(Excerpt provided)

● ● ●

The long weekend is almost upon us! We’re looking forward to the sunshine and hitting the water this weekend. We can’t wait to hear about all your long weekend trips.
In the interior lake fishing is heating up, and good reports are rolling in daily. Andre has a quick overview below so be sure to read that if you’re headed to the interior this weekend. Though river fishing is slowing down with the heat and high water there are still a few windows of opportunity. There are also many other fisheries to explore – including the bass fishery. Check out the overview of that in this week’s report.
Saltwater fishing continues to be excellent. The season is off to a solid start so hopefully that is a sign of things to come for the rest of the season!
We know many of you have big plans for the long weekend but if you are thinking further ahead into the summer be sure to mark the dates for the Vancouver Chinook Classic fishing tournament down in your calendar. This is a not to be missed event with the largest cash prize in the city!
Enjoy your long weekend and remember we’re open tonight until 7PM if you need to stock up before your trip. We’ll be closed on Monday to get a little fishing in ourselves! See you in the shop or on the water.
CLASSES AND COURSES
There are still a few spots left in our upcoming May courses! Give the shop a ring today at 604.872.2204 to grab your seat in these great courses.
Tying Beach Fly Patterns
Join Pacific Angler for a 3hr evening seminar of tying flies specific to catching salmon on our coastal beaches. Without a doubt, fly selection is critical while beach fishing. These flies are often not commercially available, so successful beach anglers learn to tie their own patterns. Your instructor will walk you through each fly pattern step-by-step. This course is suitable for fly tiers with a basic knowledge. Students are required to supply their own vise, tools and materials. A 10% discount is available on materials and tools purchased for the course.
Dates: May 24
Time: 6:30pm – 9:30pm
Introduction to Fly Fishing Lakes
This course will give you an in-depth look at the fundamentals of fly fishing lakes. We explore equipment, techniques, major insect hatches and ideal lakes to begin with. You will learn all you need to plan your next successful lake trip to one of BC’s 5,000 lakes! This course is comprised of one 3hr evening seminar.
Dates: May 30
Time: 6:30pm – 9:30pm
Vancouver Chinook Classic – August 19 and 20, 2017
Are you thinking about summer? We are and are looking forward to the Vancouver Chinook Classic. The Vancouver Chinook Classic is a premier 2-day Catch and Release Salmon Fishing Event hosted annually at the new Pier 73 Marina at the Pacific Gateway Hotel.
REGISTRATION IS NOW OPEN for the tournament and at $300 per angler (supply your own boat) you can’t beat that for an amazing weekend and a chance at the largest cash prize of any fishing derby in Vancouver!

● ● ●

(Data section)

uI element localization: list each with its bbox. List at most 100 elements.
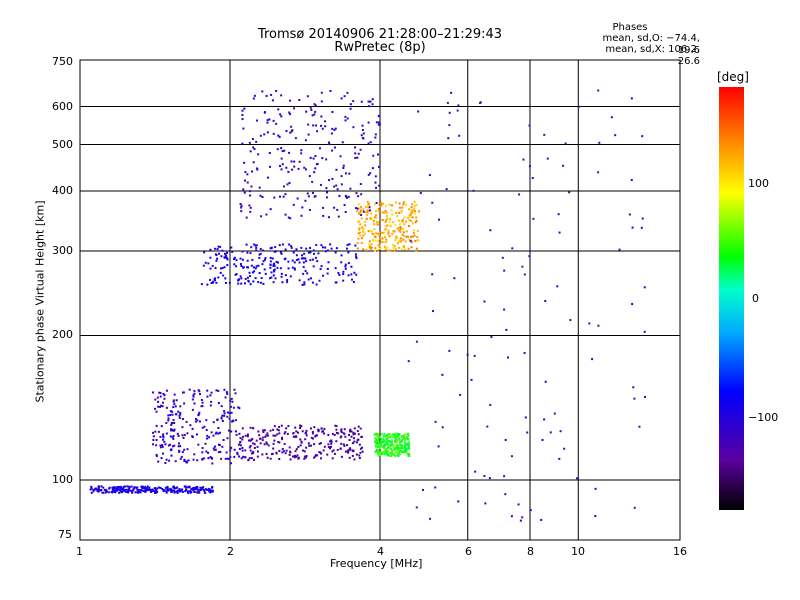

● ● ●

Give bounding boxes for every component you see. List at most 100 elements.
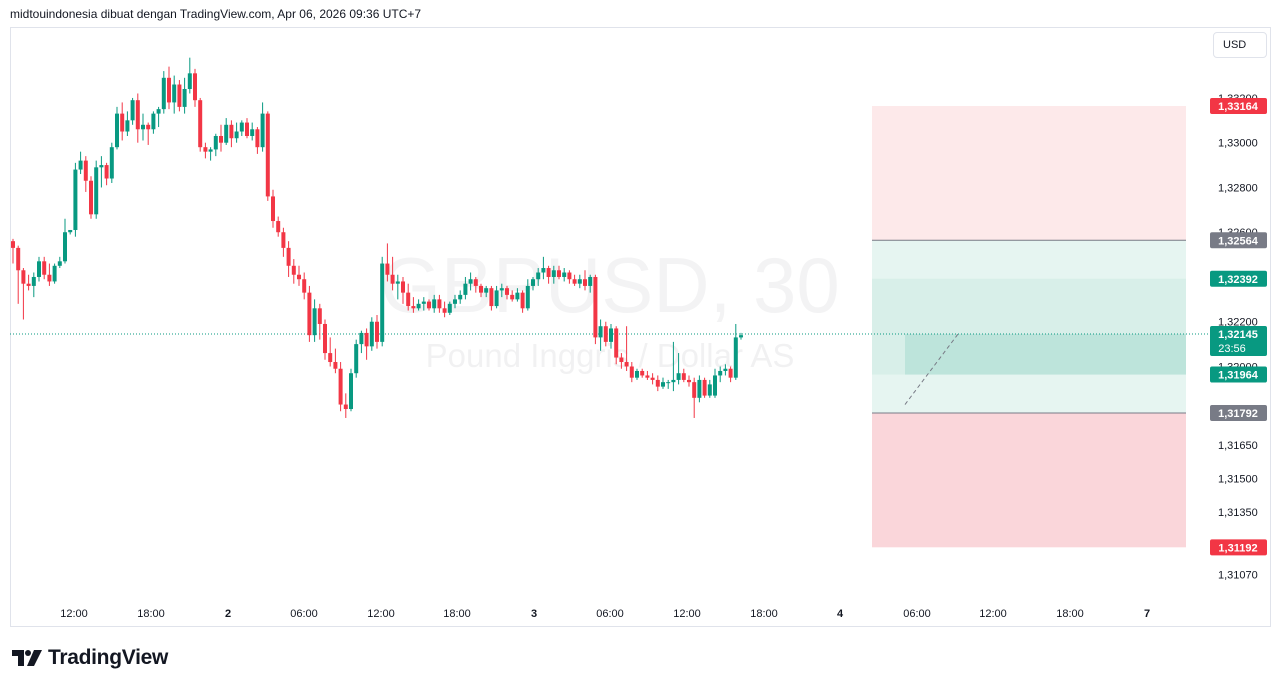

● ● ●

(Request A) From the fishing report, extract the passage starting at "We know many" and ending at "in the city!".
(Request B) Write what comes next in the fishing report, picking up after its final sentence.

(Written reply A)
We know many of you have big plans for the long weekend but if you are thinking further ahead into the summer be sure to mark the dates for the Vancouver Chinook Classic fishing tournament down in your calendar. This is a not to be missed event with the largest cash prize in the city!

(Written reply B)
Don’t have your own boat? Experience the Vancouver Chinook Classic on one of our Grady White boats outfitted with the best tackle and fully guided for $1,000 per day (non-inclusive to angler fee). To inquire contact us on our charter line at 778.788.8582.
More details on this not to be missed tournament weekend here!
FRIDAY FEATURE PRODUCT
Advanced Sunglass Tips –Warmwater Fishing
Matt travelled to Christmas Island last month. Many of you have been asking for the report on how it went? The over used word “epic” has been thrown around the shop when the guys have been talking. Matt is writing a very detailed report with all the ups, downs and what you need to know if you are considering Christmas Island (CXI) as a warmwater fly fishing destination. This report will be up in next couple weeks but as a teaser Matt has some great product reviews and product strategies that the group learned from hands on, salt soaked, sun bleached field testing.
This week we are taking a look at the sunglasses used on the trip. Sunglasses are debatably one of the most important tools in a flats fisherman’s arsenal.
One of the cool aspects of this trip was that we conscripted Captain Mike Hennessey of Hawaii on the Fly to join us. Mike is one of the top guides in Hawaii, lives and breathes saltwater fly fishing and calls CXI his second home. Every time I have fished with Mike I feel as though I have attended an Ivey League graduate class on flats fishing… just add cursing and a Rage Against the Machine mixed with Pink Floyd soundtrack.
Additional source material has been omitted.